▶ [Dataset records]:
──────────────────────────────

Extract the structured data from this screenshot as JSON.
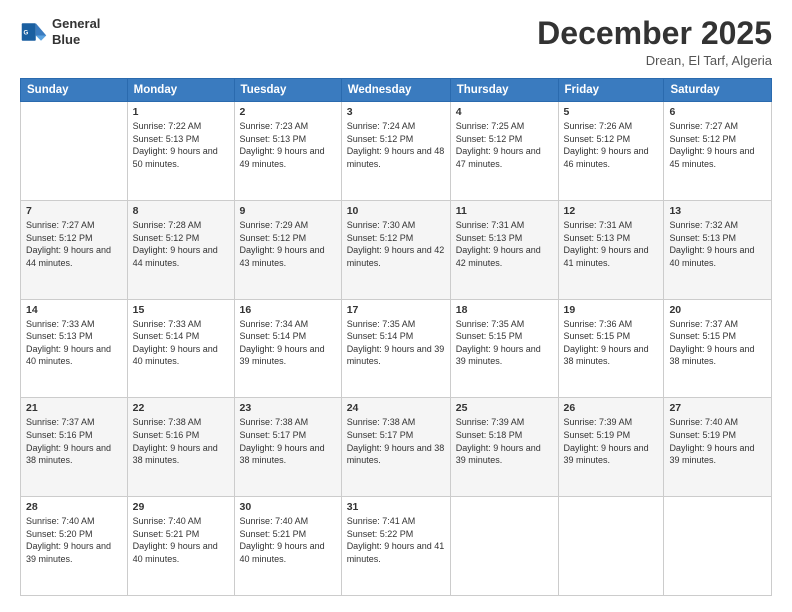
{
  "header": {
    "logo_line1": "General",
    "logo_line2": "Blue",
    "month": "December 2025",
    "location": "Drean, El Tarf, Algeria"
  },
  "days_of_week": [
    "Sunday",
    "Monday",
    "Tuesday",
    "Wednesday",
    "Thursday",
    "Friday",
    "Saturday"
  ],
  "weeks": [
    [
      {
        "day": "",
        "sunrise": "",
        "sunset": "",
        "daylight": ""
      },
      {
        "day": "1",
        "sunrise": "7:22 AM",
        "sunset": "5:13 PM",
        "daylight": "9 hours and 50 minutes."
      },
      {
        "day": "2",
        "sunrise": "7:23 AM",
        "sunset": "5:13 PM",
        "daylight": "9 hours and 49 minutes."
      },
      {
        "day": "3",
        "sunrise": "7:24 AM",
        "sunset": "5:12 PM",
        "daylight": "9 hours and 48 minutes."
      },
      {
        "day": "4",
        "sunrise": "7:25 AM",
        "sunset": "5:12 PM",
        "daylight": "9 hours and 47 minutes."
      },
      {
        "day": "5",
        "sunrise": "7:26 AM",
        "sunset": "5:12 PM",
        "daylight": "9 hours and 46 minutes."
      },
      {
        "day": "6",
        "sunrise": "7:27 AM",
        "sunset": "5:12 PM",
        "daylight": "9 hours and 45 minutes."
      }
    ],
    [
      {
        "day": "7",
        "sunrise": "7:27 AM",
        "sunset": "5:12 PM",
        "daylight": "9 hours and 44 minutes."
      },
      {
        "day": "8",
        "sunrise": "7:28 AM",
        "sunset": "5:12 PM",
        "daylight": "9 hours and 44 minutes."
      },
      {
        "day": "9",
        "sunrise": "7:29 AM",
        "sunset": "5:12 PM",
        "daylight": "9 hours and 43 minutes."
      },
      {
        "day": "10",
        "sunrise": "7:30 AM",
        "sunset": "5:12 PM",
        "daylight": "9 hours and 42 minutes."
      },
      {
        "day": "11",
        "sunrise": "7:31 AM",
        "sunset": "5:13 PM",
        "daylight": "9 hours and 42 minutes."
      },
      {
        "day": "12",
        "sunrise": "7:31 AM",
        "sunset": "5:13 PM",
        "daylight": "9 hours and 41 minutes."
      },
      {
        "day": "13",
        "sunrise": "7:32 AM",
        "sunset": "5:13 PM",
        "daylight": "9 hours and 40 minutes."
      }
    ],
    [
      {
        "day": "14",
        "sunrise": "7:33 AM",
        "sunset": "5:13 PM",
        "daylight": "9 hours and 40 minutes."
      },
      {
        "day": "15",
        "sunrise": "7:33 AM",
        "sunset": "5:14 PM",
        "daylight": "9 hours and 40 minutes."
      },
      {
        "day": "16",
        "sunrise": "7:34 AM",
        "sunset": "5:14 PM",
        "daylight": "9 hours and 39 minutes."
      },
      {
        "day": "17",
        "sunrise": "7:35 AM",
        "sunset": "5:14 PM",
        "daylight": "9 hours and 39 minutes."
      },
      {
        "day": "18",
        "sunrise": "7:35 AM",
        "sunset": "5:15 PM",
        "daylight": "9 hours and 39 minutes."
      },
      {
        "day": "19",
        "sunrise": "7:36 AM",
        "sunset": "5:15 PM",
        "daylight": "9 hours and 38 minutes."
      },
      {
        "day": "20",
        "sunrise": "7:37 AM",
        "sunset": "5:15 PM",
        "daylight": "9 hours and 38 minutes."
      }
    ],
    [
      {
        "day": "21",
        "sunrise": "7:37 AM",
        "sunset": "5:16 PM",
        "daylight": "9 hours and 38 minutes."
      },
      {
        "day": "22",
        "sunrise": "7:38 AM",
        "sunset": "5:16 PM",
        "daylight": "9 hours and 38 minutes."
      },
      {
        "day": "23",
        "sunrise": "7:38 AM",
        "sunset": "5:17 PM",
        "daylight": "9 hours and 38 minutes."
      },
      {
        "day": "24",
        "sunrise": "7:38 AM",
        "sunset": "5:17 PM",
        "daylight": "9 hours and 38 minutes."
      },
      {
        "day": "25",
        "sunrise": "7:39 AM",
        "sunset": "5:18 PM",
        "daylight": "9 hours and 39 minutes."
      },
      {
        "day": "26",
        "sunrise": "7:39 AM",
        "sunset": "5:19 PM",
        "daylight": "9 hours and 39 minutes."
      },
      {
        "day": "27",
        "sunrise": "7:40 AM",
        "sunset": "5:19 PM",
        "daylight": "9 hours and 39 minutes."
      }
    ],
    [
      {
        "day": "28",
        "sunrise": "7:40 AM",
        "sunset": "5:20 PM",
        "daylight": "9 hours and 39 minutes."
      },
      {
        "day": "29",
        "sunrise": "7:40 AM",
        "sunset": "5:21 PM",
        "daylight": "9 hours and 40 minutes."
      },
      {
        "day": "30",
        "sunrise": "7:40 AM",
        "sunset": "5:21 PM",
        "daylight": "9 hours and 40 minutes."
      },
      {
        "day": "31",
        "sunrise": "7:41 AM",
        "sunset": "5:22 PM",
        "daylight": "9 hours and 41 minutes."
      },
      {
        "day": "",
        "sunrise": "",
        "sunset": "",
        "daylight": ""
      },
      {
        "day": "",
        "sunrise": "",
        "sunset": "",
        "daylight": ""
      },
      {
        "day": "",
        "sunrise": "",
        "sunset": "",
        "daylight": ""
      }
    ]
  ],
  "labels": {
    "sunrise_prefix": "Sunrise: ",
    "sunset_prefix": "Sunset: ",
    "daylight_prefix": "Daylight: "
  }
}
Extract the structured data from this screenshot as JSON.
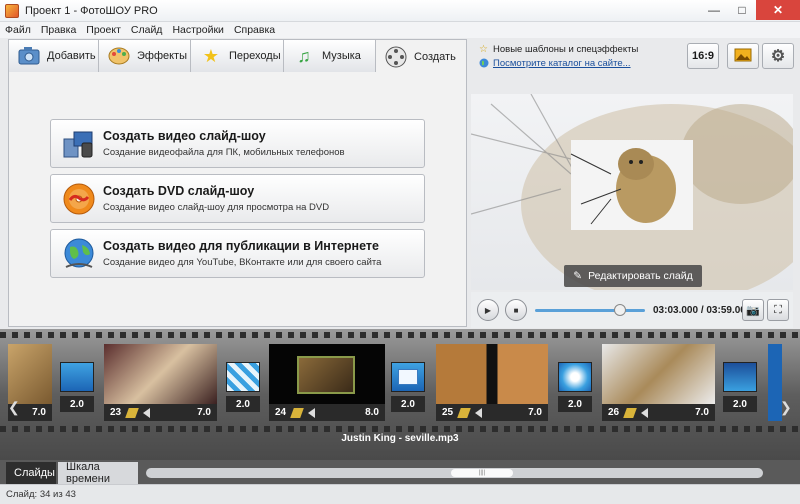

──────────────────────────────

▶ [What you need to do]:
Above are records with pictures; repeat the records exactly and leave the pictures out.

▶ [Answer to the task]:
Extract the structured data from this screenshot as JSON.
{
  "header": {
    "logo_line1": "General",
    "logo_line2": "Blue",
    "month": "December 2025",
    "location": "Drean, El Tarf, Algeria"
  },
  "days_of_week": [
    "Sunday",
    "Monday",
    "Tuesday",
    "Wednesday",
    "Thursday",
    "Friday",
    "Saturday"
  ],
  "weeks": [
    [
      {
        "day": "",
        "sunrise": "",
        "sunset": "",
        "daylight": ""
      },
      {
        "day": "1",
        "sunrise": "7:22 AM",
        "sunset": "5:13 PM",
        "daylight": "9 hours and 50 minutes."
      },
      {
        "day": "2",
        "sunrise": "7:23 AM",
        "sunset": "5:13 PM",
        "daylight": "9 hours and 49 minutes."
      },
      {
        "day": "3",
        "sunrise": "7:24 AM",
        "sunset": "5:12 PM",
        "daylight": "9 hours and 48 minutes."
      },
      {
        "day": "4",
        "sunrise": "7:25 AM",
        "sunset": "5:12 PM",
        "daylight": "9 hours and 47 minutes."
      },
      {
        "day": "5",
        "sunrise": "7:26 AM",
        "sunset": "5:12 PM",
        "daylight": "9 hours and 46 minutes."
      },
      {
        "day": "6",
        "sunrise": "7:27 AM",
        "sunset": "5:12 PM",
        "daylight": "9 hours and 45 minutes."
      }
    ],
    [
      {
        "day": "7",
        "sunrise": "7:27 AM",
        "sunset": "5:12 PM",
        "daylight": "9 hours and 44 minutes."
      },
      {
        "day": "8",
        "sunrise": "7:28 AM",
        "sunset": "5:12 PM",
        "daylight": "9 hours and 44 minutes."
      },
      {
        "day": "9",
        "sunrise": "7:29 AM",
        "sunset": "5:12 PM",
        "daylight": "9 hours and 43 minutes."
      },
      {
        "day": "10",
        "sunrise": "7:30 AM",
        "sunset": "5:12 PM",
        "daylight": "9 hours and 42 minutes."
      },
      {
        "day": "11",
        "sunrise": "7:31 AM",
        "sunset": "5:13 PM",
        "daylight": "9 hours and 42 minutes."
      },
      {
        "day": "12",
        "sunrise": "7:31 AM",
        "sunset": "5:13 PM",
        "daylight": "9 hours and 41 minutes."
      },
      {
        "day": "13",
        "sunrise": "7:32 AM",
        "sunset": "5:13 PM",
        "daylight": "9 hours and 40 minutes."
      }
    ],
    [
      {
        "day": "14",
        "sunrise": "7:33 AM",
        "sunset": "5:13 PM",
        "daylight": "9 hours and 40 minutes."
      },
      {
        "day": "15",
        "sunrise": "7:33 AM",
        "sunset": "5:14 PM",
        "daylight": "9 hours and 40 minutes."
      },
      {
        "day": "16",
        "sunrise": "7:34 AM",
        "sunset": "5:14 PM",
        "daylight": "9 hours and 39 minutes."
      },
      {
        "day": "17",
        "sunrise": "7:35 AM",
        "sunset": "5:14 PM",
        "daylight": "9 hours and 39 minutes."
      },
      {
        "day": "18",
        "sunrise": "7:35 AM",
        "sunset": "5:15 PM",
        "daylight": "9 hours and 39 minutes."
      },
      {
        "day": "19",
        "sunrise": "7:36 AM",
        "sunset": "5:15 PM",
        "daylight": "9 hours and 38 minutes."
      },
      {
        "day": "20",
        "sunrise": "7:37 AM",
        "sunset": "5:15 PM",
        "daylight": "9 hours and 38 minutes."
      }
    ],
    [
      {
        "day": "21",
        "sunrise": "7:37 AM",
        "sunset": "5:16 PM",
        "daylight": "9 hours and 38 minutes."
      },
      {
        "day": "22",
        "sunrise": "7:38 AM",
        "sunset": "5:16 PM",
        "daylight": "9 hours and 38 minutes."
      },
      {
        "day": "23",
        "sunrise": "7:38 AM",
        "sunset": "5:17 PM",
        "daylight": "9 hours and 38 minutes."
      },
      {
        "day": "24",
        "sunrise": "7:38 AM",
        "sunset": "5:17 PM",
        "daylight": "9 hours and 38 minutes."
      },
      {
        "day": "25",
        "sunrise": "7:39 AM",
        "sunset": "5:18 PM",
        "daylight": "9 hours and 39 minutes."
      },
      {
        "day": "26",
        "sunrise": "7:39 AM",
        "sunset": "5:19 PM",
        "daylight": "9 hours and 39 minutes."
      },
      {
        "day": "27",
        "sunrise": "7:40 AM",
        "sunset": "5:19 PM",
        "daylight": "9 hours and 39 minutes."
      }
    ],
    [
      {
        "day": "28",
        "sunrise": "7:40 AM",
        "sunset": "5:20 PM",
        "daylight": "9 hours and 39 minutes."
      },
      {
        "day": "29",
        "sunrise": "7:40 AM",
        "sunset": "5:21 PM",
        "daylight": "9 hours and 40 minutes."
      },
      {
        "day": "30",
        "sunrise": "7:40 AM",
        "sunset": "5:21 PM",
        "daylight": "9 hours and 40 minutes."
      },
      {
        "day": "31",
        "sunrise": "7:41 AM",
        "sunset": "5:22 PM",
        "daylight": "9 hours and 41 minutes."
      },
      {
        "day": "",
        "sunrise": "",
        "sunset": "",
        "daylight": ""
      },
      {
        "day": "",
        "sunrise": "",
        "sunset": "",
        "daylight": ""
      },
      {
        "day": "",
        "sunrise": "",
        "sunset": "",
        "daylight": ""
      }
    ]
  ],
  "labels": {
    "sunrise_prefix": "Sunrise: ",
    "sunset_prefix": "Sunset: ",
    "daylight_prefix": "Daylight: "
  }
}
Extract the structured data from this screenshot as JSON.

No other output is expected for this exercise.